**Instruction**
Copy every one of the items below character for character, keeping each line unchanged and in the same order.

----- Supplied data

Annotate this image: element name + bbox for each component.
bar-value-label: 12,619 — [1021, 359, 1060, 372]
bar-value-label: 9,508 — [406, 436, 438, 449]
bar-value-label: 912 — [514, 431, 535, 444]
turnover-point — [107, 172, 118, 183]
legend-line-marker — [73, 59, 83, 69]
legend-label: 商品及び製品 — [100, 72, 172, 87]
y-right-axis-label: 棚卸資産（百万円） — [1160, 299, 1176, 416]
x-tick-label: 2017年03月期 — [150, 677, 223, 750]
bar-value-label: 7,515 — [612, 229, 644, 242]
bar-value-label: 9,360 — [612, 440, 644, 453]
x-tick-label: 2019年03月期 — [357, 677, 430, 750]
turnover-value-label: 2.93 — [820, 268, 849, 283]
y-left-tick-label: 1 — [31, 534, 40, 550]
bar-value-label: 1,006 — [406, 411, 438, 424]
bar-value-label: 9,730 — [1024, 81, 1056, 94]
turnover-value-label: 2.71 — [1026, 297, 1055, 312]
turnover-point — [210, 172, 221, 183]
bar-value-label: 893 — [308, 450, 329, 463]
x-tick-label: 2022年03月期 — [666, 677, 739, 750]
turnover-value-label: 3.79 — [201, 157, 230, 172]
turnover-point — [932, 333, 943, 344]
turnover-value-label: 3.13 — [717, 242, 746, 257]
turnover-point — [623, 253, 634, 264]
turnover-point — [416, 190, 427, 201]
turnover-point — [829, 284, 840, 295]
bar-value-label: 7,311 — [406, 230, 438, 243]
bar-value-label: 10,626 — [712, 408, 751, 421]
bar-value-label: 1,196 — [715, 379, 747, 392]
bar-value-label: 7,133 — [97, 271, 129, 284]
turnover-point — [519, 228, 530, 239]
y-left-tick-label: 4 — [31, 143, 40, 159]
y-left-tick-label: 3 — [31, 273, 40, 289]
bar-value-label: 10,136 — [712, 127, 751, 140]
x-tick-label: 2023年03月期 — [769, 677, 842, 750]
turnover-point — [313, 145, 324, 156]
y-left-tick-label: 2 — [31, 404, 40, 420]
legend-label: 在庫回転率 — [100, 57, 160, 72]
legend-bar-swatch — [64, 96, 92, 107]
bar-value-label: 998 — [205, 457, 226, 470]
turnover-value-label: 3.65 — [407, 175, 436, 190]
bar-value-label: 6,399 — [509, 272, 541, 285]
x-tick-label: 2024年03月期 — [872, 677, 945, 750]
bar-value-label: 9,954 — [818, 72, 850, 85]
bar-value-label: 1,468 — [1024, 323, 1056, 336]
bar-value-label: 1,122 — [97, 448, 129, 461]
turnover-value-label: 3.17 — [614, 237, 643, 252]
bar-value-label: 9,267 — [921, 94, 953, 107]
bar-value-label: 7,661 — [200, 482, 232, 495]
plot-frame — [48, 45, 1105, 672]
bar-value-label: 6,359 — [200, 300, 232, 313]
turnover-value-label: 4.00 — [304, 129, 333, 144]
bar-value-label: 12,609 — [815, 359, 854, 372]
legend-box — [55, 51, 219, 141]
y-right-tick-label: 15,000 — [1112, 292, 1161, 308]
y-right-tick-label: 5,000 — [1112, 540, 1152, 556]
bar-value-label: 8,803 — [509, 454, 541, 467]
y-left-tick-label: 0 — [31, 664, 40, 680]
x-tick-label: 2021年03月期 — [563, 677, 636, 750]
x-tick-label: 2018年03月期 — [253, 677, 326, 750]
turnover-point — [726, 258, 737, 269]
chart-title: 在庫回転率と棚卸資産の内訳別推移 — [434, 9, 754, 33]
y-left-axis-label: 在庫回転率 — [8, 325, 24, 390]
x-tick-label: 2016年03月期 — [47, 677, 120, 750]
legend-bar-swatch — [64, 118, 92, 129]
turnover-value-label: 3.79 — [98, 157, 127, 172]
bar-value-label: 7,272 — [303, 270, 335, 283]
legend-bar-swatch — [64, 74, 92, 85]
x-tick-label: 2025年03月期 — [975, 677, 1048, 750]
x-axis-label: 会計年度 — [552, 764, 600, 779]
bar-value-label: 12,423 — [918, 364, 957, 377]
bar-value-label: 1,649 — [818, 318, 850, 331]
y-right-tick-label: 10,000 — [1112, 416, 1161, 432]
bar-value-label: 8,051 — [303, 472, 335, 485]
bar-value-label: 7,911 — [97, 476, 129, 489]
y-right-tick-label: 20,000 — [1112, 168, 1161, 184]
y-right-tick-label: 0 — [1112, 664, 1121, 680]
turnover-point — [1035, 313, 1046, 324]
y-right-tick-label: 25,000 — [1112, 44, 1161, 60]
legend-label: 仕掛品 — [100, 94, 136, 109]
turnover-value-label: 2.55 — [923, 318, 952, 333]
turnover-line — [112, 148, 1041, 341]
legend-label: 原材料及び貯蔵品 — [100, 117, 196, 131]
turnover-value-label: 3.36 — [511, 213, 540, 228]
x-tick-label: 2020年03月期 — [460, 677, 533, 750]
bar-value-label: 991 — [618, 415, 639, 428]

----------

**Written response**
Annotate this image: element name + bbox for each component.
bar-value-label: 12,619 — [1021, 359, 1060, 372]
bar-value-label: 9,508 — [406, 436, 438, 449]
bar-value-label: 912 — [514, 431, 535, 444]
turnover-point — [107, 172, 118, 183]
legend-line-marker — [73, 59, 83, 69]
legend-label: 商品及び製品 — [100, 72, 172, 87]
y-right-axis-label: 棚卸資産（百万円） — [1160, 299, 1176, 416]
x-tick-label: 2017年03月期 — [150, 677, 223, 750]
bar-value-label: 7,515 — [612, 229, 644, 242]
bar-value-label: 9,360 — [612, 440, 644, 453]
x-tick-label: 2019年03月期 — [357, 677, 430, 750]
turnover-value-label: 2.93 — [820, 268, 849, 283]
y-left-tick-label: 1 — [31, 534, 40, 550]
bar-value-label: 1,006 — [406, 411, 438, 424]
bar-value-label: 9,730 — [1024, 81, 1056, 94]
turnover-value-label: 2.71 — [1026, 297, 1055, 312]
turnover-point — [210, 172, 221, 183]
bar-value-label: 893 — [308, 450, 329, 463]
x-tick-label: 2022年03月期 — [666, 677, 739, 750]
turnover-value-label: 3.79 — [201, 157, 230, 172]
turnover-point — [932, 333, 943, 344]
turnover-value-label: 3.13 — [717, 242, 746, 257]
turnover-point — [623, 253, 634, 264]
turnover-point — [416, 190, 427, 201]
turnover-point — [829, 284, 840, 295]
bar-value-label: 7,311 — [406, 230, 438, 243]
bar-value-label: 10,626 — [712, 408, 751, 421]
bar-value-label: 1,196 — [715, 379, 747, 392]
bar-value-label: 7,133 — [97, 271, 129, 284]
turnover-point — [519, 228, 530, 239]
y-left-tick-label: 4 — [31, 143, 40, 159]
y-left-tick-label: 3 — [31, 273, 40, 289]
bar-value-label: 10,136 — [712, 127, 751, 140]
x-tick-label: 2023年03月期 — [769, 677, 842, 750]
turnover-point — [313, 145, 324, 156]
y-left-tick-label: 2 — [31, 404, 40, 420]
legend-label: 在庫回転率 — [100, 57, 160, 72]
legend-bar-swatch — [64, 96, 92, 107]
bar-value-label: 998 — [205, 457, 226, 470]
turnover-value-label: 3.65 — [407, 175, 436, 190]
bar-value-label: 6,399 — [509, 272, 541, 285]
x-tick-label: 2024年03月期 — [872, 677, 945, 750]
bar-value-label: 9,954 — [818, 72, 850, 85]
bar-value-label: 1,468 — [1024, 323, 1056, 336]
bar-value-label: 1,122 — [97, 448, 129, 461]
turnover-value-label: 3.17 — [614, 237, 643, 252]
bar-value-label: 9,267 — [921, 94, 953, 107]
bar-value-label: 7,661 — [200, 482, 232, 495]
plot-frame — [48, 45, 1105, 672]
bar-value-label: 6,359 — [200, 300, 232, 313]
turnover-value-label: 4.00 — [304, 129, 333, 144]
bar-value-label: 12,609 — [815, 359, 854, 372]
legend-box — [55, 51, 219, 141]
y-right-tick-label: 15,000 — [1112, 292, 1161, 308]
y-right-tick-label: 5,000 — [1112, 540, 1152, 556]
bar-value-label: 8,803 — [509, 454, 541, 467]
y-left-tick-label: 0 — [31, 664, 40, 680]
x-tick-label: 2021年03月期 — [563, 677, 636, 750]
x-tick-label: 2018年03月期 — [253, 677, 326, 750]
turnover-point — [726, 258, 737, 269]
chart-title: 在庫回転率と棚卸資産の内訳別推移 — [434, 9, 754, 33]
y-left-axis-label: 在庫回転率 — [8, 325, 24, 390]
x-tick-label: 2016年03月期 — [47, 677, 120, 750]
legend-bar-swatch — [64, 118, 92, 129]
turnover-value-label: 3.79 — [98, 157, 127, 172]
bar-value-label: 7,272 — [303, 270, 335, 283]
legend-bar-swatch — [64, 74, 92, 85]
x-tick-label: 2025年03月期 — [975, 677, 1048, 750]
x-axis-label: 会計年度 — [552, 764, 600, 779]
bar-value-label: 12,423 — [918, 364, 957, 377]
bar-value-label: 1,649 — [818, 318, 850, 331]
y-right-tick-label: 10,000 — [1112, 416, 1161, 432]
bar-value-label: 8,051 — [303, 472, 335, 485]
bar-value-label: 7,911 — [97, 476, 129, 489]
y-right-tick-label: 20,000 — [1112, 168, 1161, 184]
y-right-tick-label: 0 — [1112, 664, 1121, 680]
turnover-point — [1035, 313, 1046, 324]
y-right-tick-label: 25,000 — [1112, 44, 1161, 60]
legend-label: 仕掛品 — [100, 94, 136, 109]
turnover-value-label: 2.55 — [923, 318, 952, 333]
turnover-line — [112, 148, 1041, 341]
legend-label: 原材料及び貯蔵品 — [100, 117, 196, 131]
turnover-value-label: 3.36 — [511, 213, 540, 228]
x-tick-label: 2020年03月期 — [460, 677, 533, 750]
bar-value-label: 991 — [618, 415, 639, 428]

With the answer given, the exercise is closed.